### What you have to do:
In the material below, find how many lines contain the string "filha". Write only that number.

:::

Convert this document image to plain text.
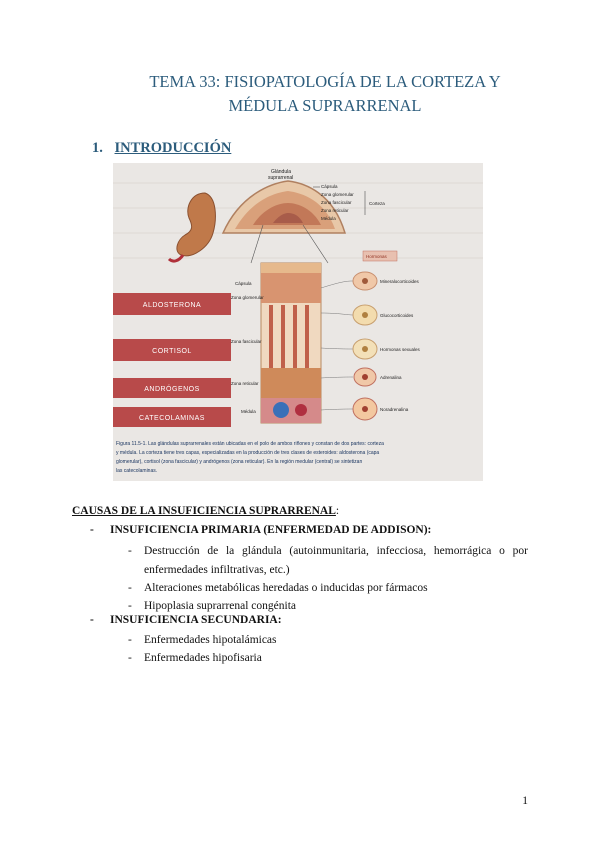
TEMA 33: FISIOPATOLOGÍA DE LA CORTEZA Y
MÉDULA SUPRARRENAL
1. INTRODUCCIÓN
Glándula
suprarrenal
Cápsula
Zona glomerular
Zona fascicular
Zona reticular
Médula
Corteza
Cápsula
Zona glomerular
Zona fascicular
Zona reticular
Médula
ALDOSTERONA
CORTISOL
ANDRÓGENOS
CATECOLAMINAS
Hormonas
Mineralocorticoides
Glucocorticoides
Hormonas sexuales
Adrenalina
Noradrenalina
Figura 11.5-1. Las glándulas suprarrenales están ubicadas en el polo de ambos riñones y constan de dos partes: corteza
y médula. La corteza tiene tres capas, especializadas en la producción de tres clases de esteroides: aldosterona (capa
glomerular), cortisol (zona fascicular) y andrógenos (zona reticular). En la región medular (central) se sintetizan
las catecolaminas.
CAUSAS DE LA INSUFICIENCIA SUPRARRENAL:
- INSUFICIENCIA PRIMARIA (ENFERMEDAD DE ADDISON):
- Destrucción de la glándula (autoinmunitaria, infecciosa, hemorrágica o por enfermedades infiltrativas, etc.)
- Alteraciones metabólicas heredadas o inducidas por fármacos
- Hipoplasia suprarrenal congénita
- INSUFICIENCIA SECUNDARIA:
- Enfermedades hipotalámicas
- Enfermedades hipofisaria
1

:::

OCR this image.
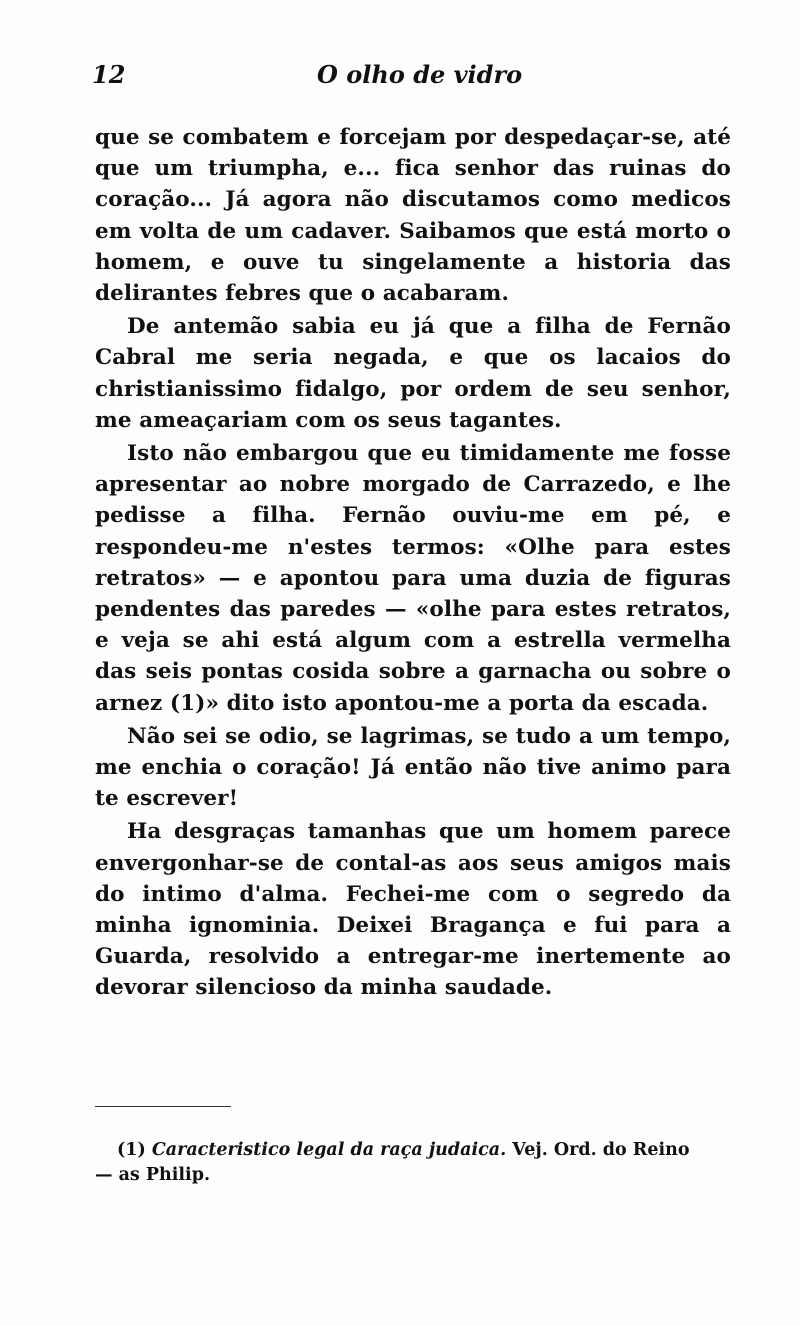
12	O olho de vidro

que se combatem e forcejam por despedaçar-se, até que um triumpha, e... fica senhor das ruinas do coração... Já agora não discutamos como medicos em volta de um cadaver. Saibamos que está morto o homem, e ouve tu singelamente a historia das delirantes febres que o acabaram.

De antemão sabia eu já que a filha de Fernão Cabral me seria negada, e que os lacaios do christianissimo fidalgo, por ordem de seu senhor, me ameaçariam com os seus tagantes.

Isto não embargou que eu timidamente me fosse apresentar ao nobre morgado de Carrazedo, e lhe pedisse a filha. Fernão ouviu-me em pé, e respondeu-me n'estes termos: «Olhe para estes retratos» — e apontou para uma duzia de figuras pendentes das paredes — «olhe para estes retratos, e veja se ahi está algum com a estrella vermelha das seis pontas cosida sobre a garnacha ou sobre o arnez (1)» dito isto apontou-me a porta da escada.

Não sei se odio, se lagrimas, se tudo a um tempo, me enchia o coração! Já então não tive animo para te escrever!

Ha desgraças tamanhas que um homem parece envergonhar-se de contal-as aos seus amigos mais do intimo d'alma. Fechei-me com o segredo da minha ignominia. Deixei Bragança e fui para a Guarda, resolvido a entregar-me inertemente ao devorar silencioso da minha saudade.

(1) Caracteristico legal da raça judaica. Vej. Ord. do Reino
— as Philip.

:::

### Finished exercise:
2